**Records to process:**
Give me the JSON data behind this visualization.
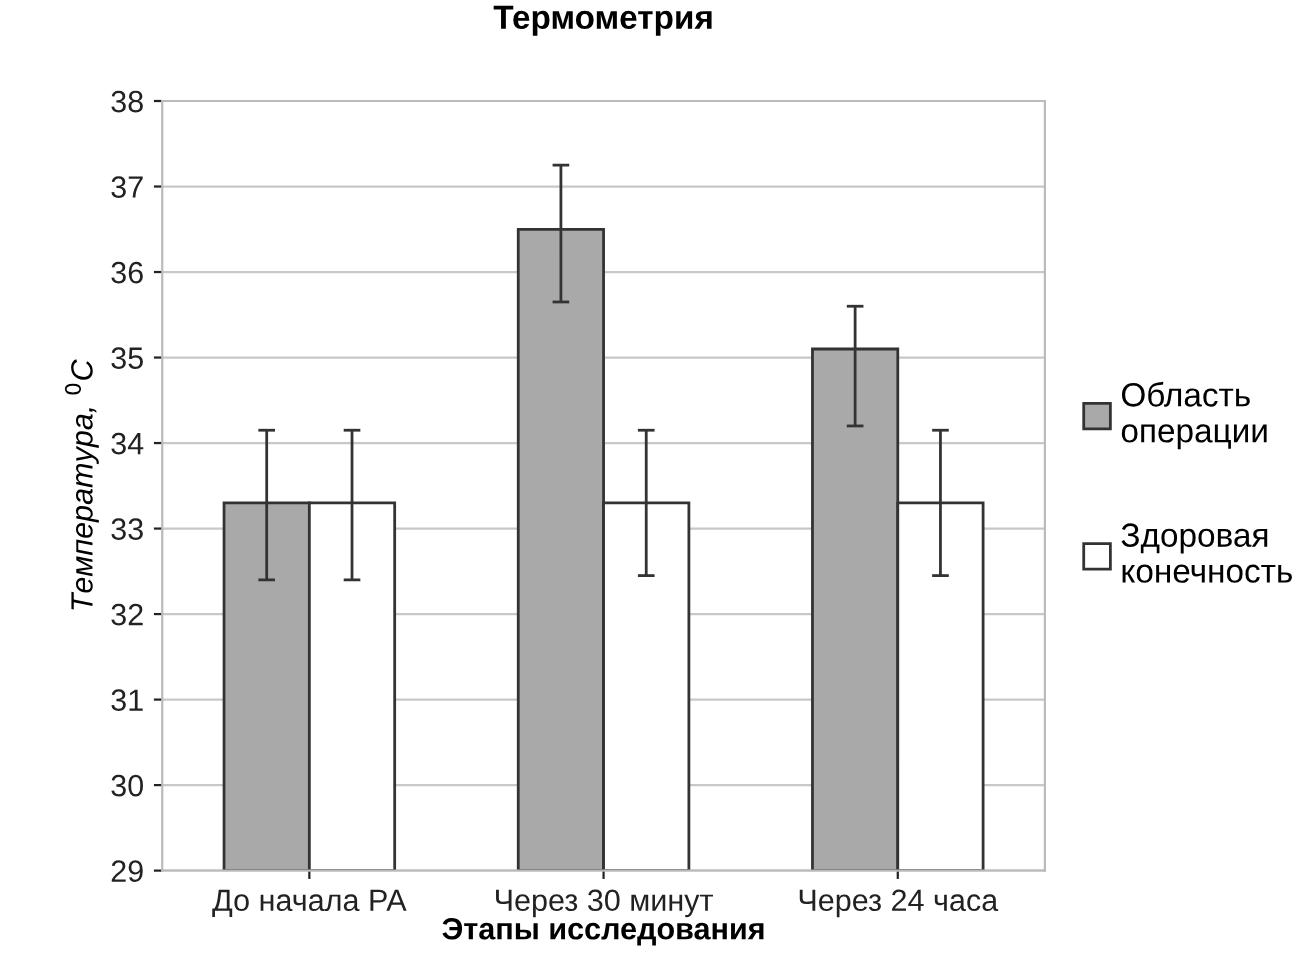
{
  "chart_data": {
    "type": "bar",
    "title": "Термометрия",
    "xlabel": "Этапы исследования",
    "ylabel": "Температура, $^{0}$C",
    "categories": [
      "До начала РА",
      "Через 30 минут",
      "Через 24 часа"
    ],
    "series": [
      {
        "name": "Область операции",
        "color": "#a9a9a9",
        "values": [
          33.3,
          36.5,
          35.1
        ],
        "errors": [
          [
            32.4,
            34.15
          ],
          [
            35.65,
            37.25
          ],
          [
            34.2,
            35.6
          ]
        ]
      },
      {
        "name": "Здоровая конечность",
        "color": "#ffffff",
        "values": [
          33.3,
          33.3,
          33.3
        ],
        "errors": [
          [
            32.4,
            34.15
          ],
          [
            32.45,
            34.15
          ],
          [
            32.45,
            34.15
          ]
        ]
      }
    ],
    "ylim": [
      29,
      38
    ],
    "yticks": [
      29,
      30,
      31,
      32,
      33,
      34,
      35,
      36,
      37,
      38
    ],
    "grid": "y",
    "legend": "right"
  }
}
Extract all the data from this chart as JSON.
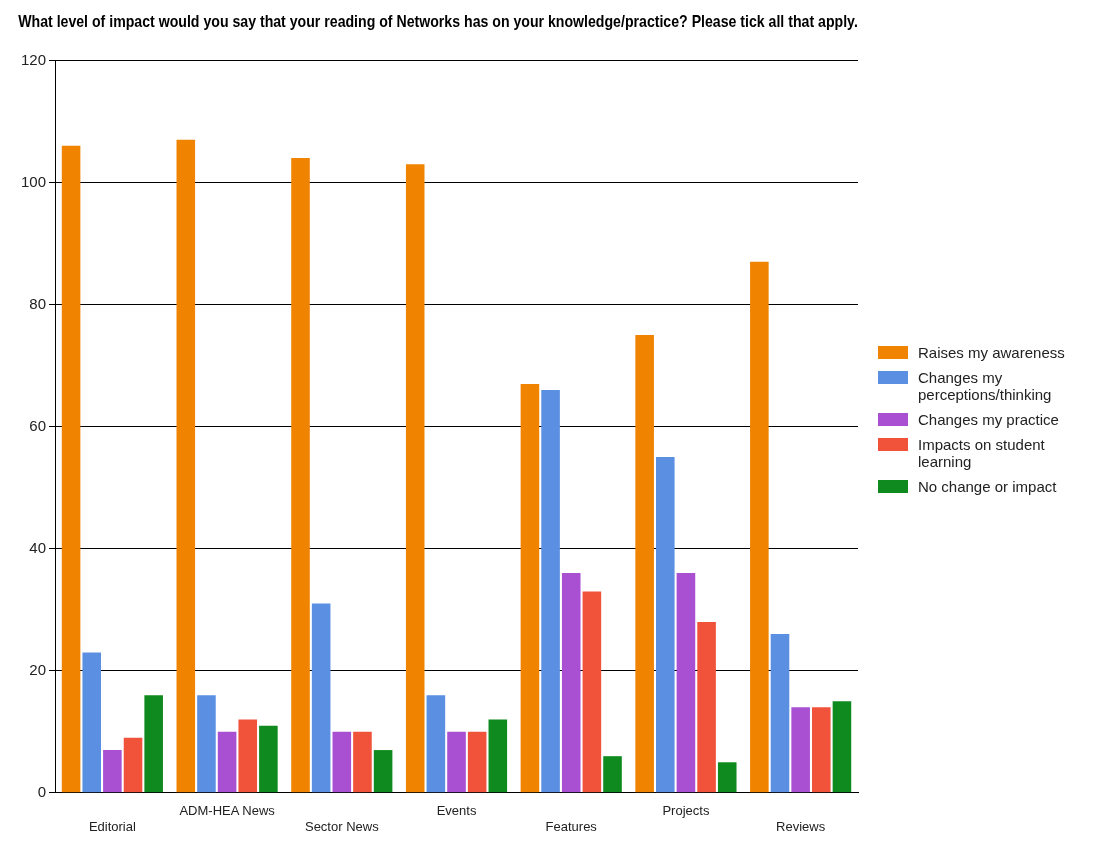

**Given request:** Repeat the material above in full and exactly, omitting the pictures.

**The answer:**
Give me the JSON data behind this visualization.
{
  "chart_data": {
    "type": "bar",
    "title": "Термометрия",
    "xlabel": "Этапы исследования",
    "ylabel": "Температура, $^{0}$C",
    "categories": [
      "До начала РА",
      "Через 30 минут",
      "Через 24 часа"
    ],
    "series": [
      {
        "name": "Область операции",
        "color": "#a9a9a9",
        "values": [
          33.3,
          36.5,
          35.1
        ],
        "errors": [
          [
            32.4,
            34.15
          ],
          [
            35.65,
            37.25
          ],
          [
            34.2,
            35.6
          ]
        ]
      },
      {
        "name": "Здоровая конечность",
        "color": "#ffffff",
        "values": [
          33.3,
          33.3,
          33.3
        ],
        "errors": [
          [
            32.4,
            34.15
          ],
          [
            32.45,
            34.15
          ],
          [
            32.45,
            34.15
          ]
        ]
      }
    ],
    "ylim": [
      29,
      38
    ],
    "yticks": [
      29,
      30,
      31,
      32,
      33,
      34,
      35,
      36,
      37,
      38
    ],
    "grid": "y",
    "legend": "right"
  }
}
Extract all the data from this chart as JSON.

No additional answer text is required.